**Short problem**
The records underneath are to be repeated exactly, with the pictures left out.

--- start Raw data ---

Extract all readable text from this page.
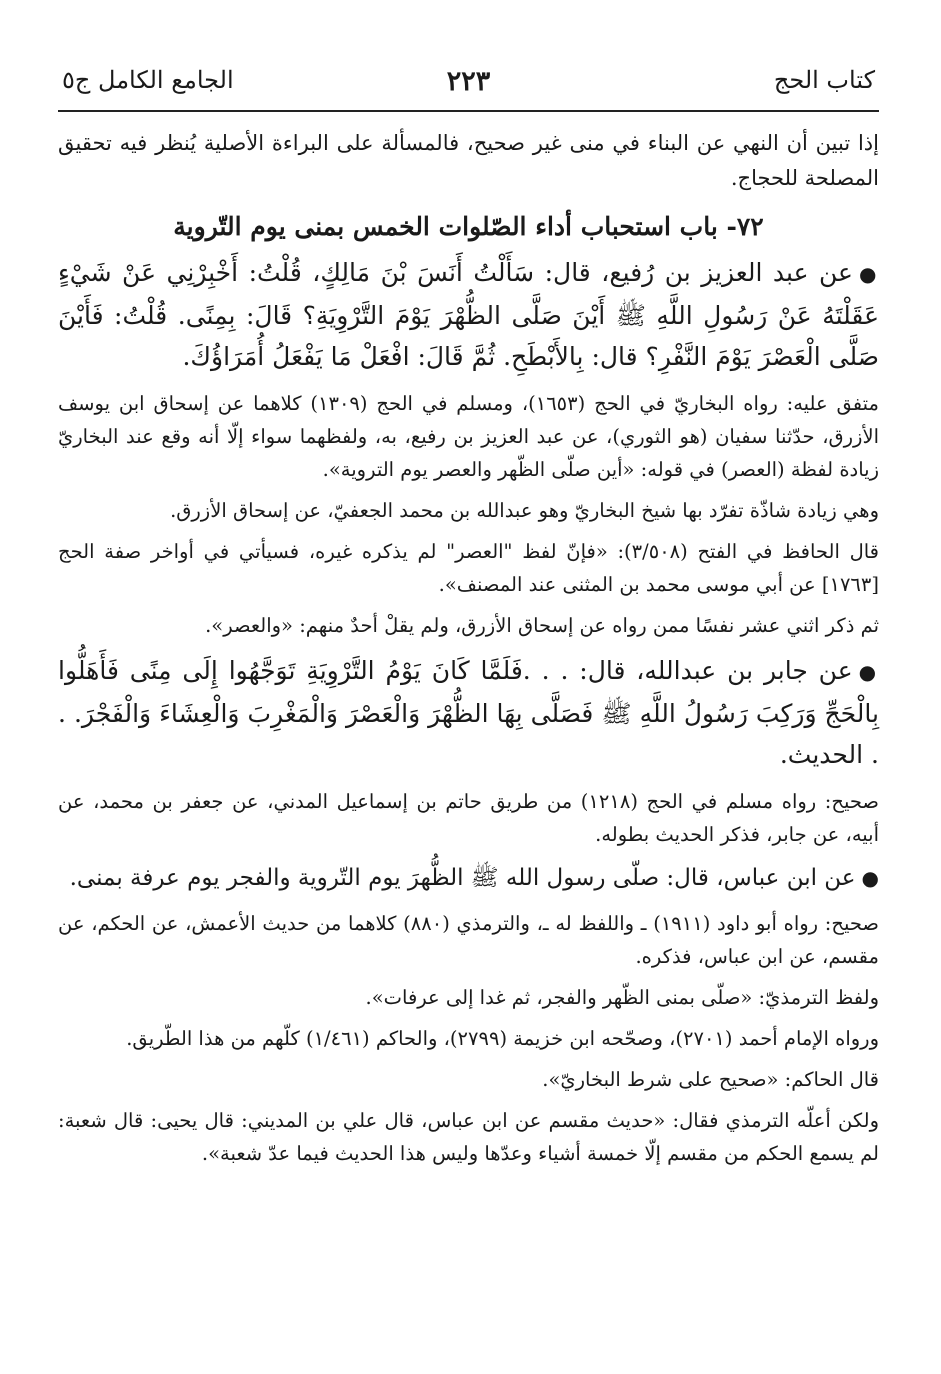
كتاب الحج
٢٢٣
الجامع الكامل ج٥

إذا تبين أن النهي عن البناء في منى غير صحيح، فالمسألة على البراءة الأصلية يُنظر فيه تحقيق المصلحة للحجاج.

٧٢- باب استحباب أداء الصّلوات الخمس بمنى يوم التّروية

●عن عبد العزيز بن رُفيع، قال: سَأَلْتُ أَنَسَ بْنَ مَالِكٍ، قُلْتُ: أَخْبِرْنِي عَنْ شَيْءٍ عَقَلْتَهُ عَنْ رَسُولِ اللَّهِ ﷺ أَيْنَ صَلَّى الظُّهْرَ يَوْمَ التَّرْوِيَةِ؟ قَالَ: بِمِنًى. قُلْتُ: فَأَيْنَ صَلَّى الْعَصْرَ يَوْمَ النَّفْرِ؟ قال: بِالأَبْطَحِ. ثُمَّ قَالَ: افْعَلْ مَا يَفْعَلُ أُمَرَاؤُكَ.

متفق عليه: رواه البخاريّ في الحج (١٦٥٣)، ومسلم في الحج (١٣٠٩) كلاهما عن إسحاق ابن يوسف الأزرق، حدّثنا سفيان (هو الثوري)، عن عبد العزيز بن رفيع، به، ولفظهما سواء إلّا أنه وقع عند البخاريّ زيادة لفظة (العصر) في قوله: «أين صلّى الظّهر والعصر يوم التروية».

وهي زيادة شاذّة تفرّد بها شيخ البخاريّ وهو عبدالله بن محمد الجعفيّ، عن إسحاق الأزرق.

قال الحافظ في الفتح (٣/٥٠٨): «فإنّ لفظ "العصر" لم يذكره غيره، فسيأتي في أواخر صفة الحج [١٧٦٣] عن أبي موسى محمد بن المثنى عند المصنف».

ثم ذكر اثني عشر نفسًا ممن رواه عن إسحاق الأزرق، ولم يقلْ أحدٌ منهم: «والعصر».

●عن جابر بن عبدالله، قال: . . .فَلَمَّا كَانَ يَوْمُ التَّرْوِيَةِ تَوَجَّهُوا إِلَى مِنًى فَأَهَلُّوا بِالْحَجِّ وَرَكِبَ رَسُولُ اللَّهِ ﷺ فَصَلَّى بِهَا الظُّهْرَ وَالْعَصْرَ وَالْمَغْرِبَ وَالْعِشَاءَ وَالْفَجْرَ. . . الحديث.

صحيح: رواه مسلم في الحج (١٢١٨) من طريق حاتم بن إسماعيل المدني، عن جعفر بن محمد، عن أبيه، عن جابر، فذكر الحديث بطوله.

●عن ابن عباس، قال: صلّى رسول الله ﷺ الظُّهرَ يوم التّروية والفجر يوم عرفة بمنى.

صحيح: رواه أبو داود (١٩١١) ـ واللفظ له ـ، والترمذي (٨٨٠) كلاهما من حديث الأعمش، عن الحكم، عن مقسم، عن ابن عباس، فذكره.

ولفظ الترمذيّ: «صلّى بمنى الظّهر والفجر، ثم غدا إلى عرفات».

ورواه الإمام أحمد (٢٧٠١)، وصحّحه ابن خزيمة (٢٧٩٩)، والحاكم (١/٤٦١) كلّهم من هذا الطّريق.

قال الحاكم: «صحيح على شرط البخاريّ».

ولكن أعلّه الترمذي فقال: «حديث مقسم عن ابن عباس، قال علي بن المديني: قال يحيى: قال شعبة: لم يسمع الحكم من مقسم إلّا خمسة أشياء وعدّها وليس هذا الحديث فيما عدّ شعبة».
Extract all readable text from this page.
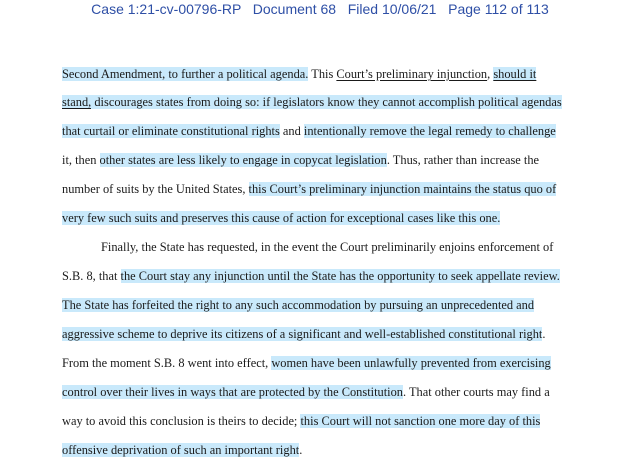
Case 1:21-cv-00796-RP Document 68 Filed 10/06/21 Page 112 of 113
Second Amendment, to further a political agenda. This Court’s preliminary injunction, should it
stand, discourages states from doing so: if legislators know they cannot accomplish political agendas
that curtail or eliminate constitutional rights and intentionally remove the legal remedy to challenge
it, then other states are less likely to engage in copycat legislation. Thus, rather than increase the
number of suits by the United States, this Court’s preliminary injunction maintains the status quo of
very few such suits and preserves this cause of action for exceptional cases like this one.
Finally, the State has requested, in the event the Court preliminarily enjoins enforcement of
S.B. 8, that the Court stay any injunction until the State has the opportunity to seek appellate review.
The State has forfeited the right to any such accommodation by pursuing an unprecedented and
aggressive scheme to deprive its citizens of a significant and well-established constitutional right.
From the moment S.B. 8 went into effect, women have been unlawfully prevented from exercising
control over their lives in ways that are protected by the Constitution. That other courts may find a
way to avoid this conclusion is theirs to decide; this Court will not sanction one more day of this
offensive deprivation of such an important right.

--- end Raw data ---

**Finished exercise**
Extract all readable text from this page.
كتاب الحج
٢٢٣
الجامع الكامل ج٥

إذا تبين أن النهي عن البناء في منى غير صحيح، فالمسألة على البراءة الأصلية يُنظر فيه تحقيق المصلحة للحجاج.

٧٢- باب استحباب أداء الصّلوات الخمس بمنى يوم التّروية

●عن عبد العزيز بن رُفيع، قال: سَأَلْتُ أَنَسَ بْنَ مَالِكٍ، قُلْتُ: أَخْبِرْنِي عَنْ شَيْءٍ عَقَلْتَهُ عَنْ رَسُولِ اللَّهِ ﷺ أَيْنَ صَلَّى الظُّهْرَ يَوْمَ التَّرْوِيَةِ؟ قَالَ: بِمِنًى. قُلْتُ: فَأَيْنَ صَلَّى الْعَصْرَ يَوْمَ النَّفْرِ؟ قال: بِالأَبْطَحِ. ثُمَّ قَالَ: افْعَلْ مَا يَفْعَلُ أُمَرَاؤُكَ.

متفق عليه: رواه البخاريّ في الحج (١٦٥٣)، ومسلم في الحج (١٣٠٩) كلاهما عن إسحاق ابن يوسف الأزرق، حدّثنا سفيان (هو الثوري)، عن عبد العزيز بن رفيع، به، ولفظهما سواء إلّا أنه وقع عند البخاريّ زيادة لفظة (العصر) في قوله: «أين صلّى الظّهر والعصر يوم التروية».

وهي زيادة شاذّة تفرّد بها شيخ البخاريّ وهو عبدالله بن محمد الجعفيّ، عن إسحاق الأزرق.

قال الحافظ في الفتح (٣/٥٠٨): «فإنّ لفظ "العصر" لم يذكره غيره، فسيأتي في أواخر صفة الحج [١٧٦٣] عن أبي موسى محمد بن المثنى عند المصنف».

ثم ذكر اثني عشر نفسًا ممن رواه عن إسحاق الأزرق، ولم يقلْ أحدٌ منهم: «والعصر».

●عن جابر بن عبدالله، قال: . . .فَلَمَّا كَانَ يَوْمُ التَّرْوِيَةِ تَوَجَّهُوا إِلَى مِنًى فَأَهَلُّوا بِالْحَجِّ وَرَكِبَ رَسُولُ اللَّهِ ﷺ فَصَلَّى بِهَا الظُّهْرَ وَالْعَصْرَ وَالْمَغْرِبَ وَالْعِشَاءَ وَالْفَجْرَ. . . الحديث.

صحيح: رواه مسلم في الحج (١٢١٨) من طريق حاتم بن إسماعيل المدني، عن جعفر بن محمد، عن أبيه، عن جابر، فذكر الحديث بطوله.

●عن ابن عباس، قال: صلّى رسول الله ﷺ الظُّهرَ يوم التّروية والفجر يوم عرفة بمنى.

صحيح: رواه أبو داود (١٩١١) ـ واللفظ له ـ، والترمذي (٨٨٠) كلاهما من حديث الأعمش، عن الحكم، عن مقسم، عن ابن عباس، فذكره.

ولفظ الترمذيّ: «صلّى بمنى الظّهر والفجر، ثم غدا إلى عرفات».

ورواه الإمام أحمد (٢٧٠١)، وصحّحه ابن خزيمة (٢٧٩٩)، والحاكم (١/٤٦١) كلّهم من هذا الطّريق.

قال الحاكم: «صحيح على شرط البخاريّ».

ولكن أعلّه الترمذي فقال: «حديث مقسم عن ابن عباس، قال علي بن المديني: قال يحيى: قال شعبة: لم يسمع الحكم من مقسم إلّا خمسة أشياء وعدّها وليس هذا الحديث فيما عدّ شعبة».
Extract all readable text from this page.
Case 1:21-cv-00796-RP Document 68 Filed 10/06/21 Page 112 of 113
Second Amendment, to further a political agenda. This Court’s preliminary injunction, should it
stand, discourages states from doing so: if legislators know they cannot accomplish political agendas
that curtail or eliminate constitutional rights and intentionally remove the legal remedy to challenge
it, then other states are less likely to engage in copycat legislation. Thus, rather than increase the
number of suits by the United States, this Court’s preliminary injunction maintains the status quo of
very few such suits and preserves this cause of action for exceptional cases like this one.
Finally, the State has requested, in the event the Court preliminarily enjoins enforcement of
S.B. 8, that the Court stay any injunction until the State has the opportunity to seek appellate review.
The State has forfeited the right to any such accommodation by pursuing an unprecedented and
aggressive scheme to deprive its citizens of a significant and well-established constitutional right.
From the moment S.B. 8 went into effect, women have been unlawfully prevented from exercising
control over their lives in ways that are protected by the Constitution. That other courts may find a
way to avoid this conclusion is theirs to decide; this Court will not sanction one more day of this
offensive deprivation of such an important right.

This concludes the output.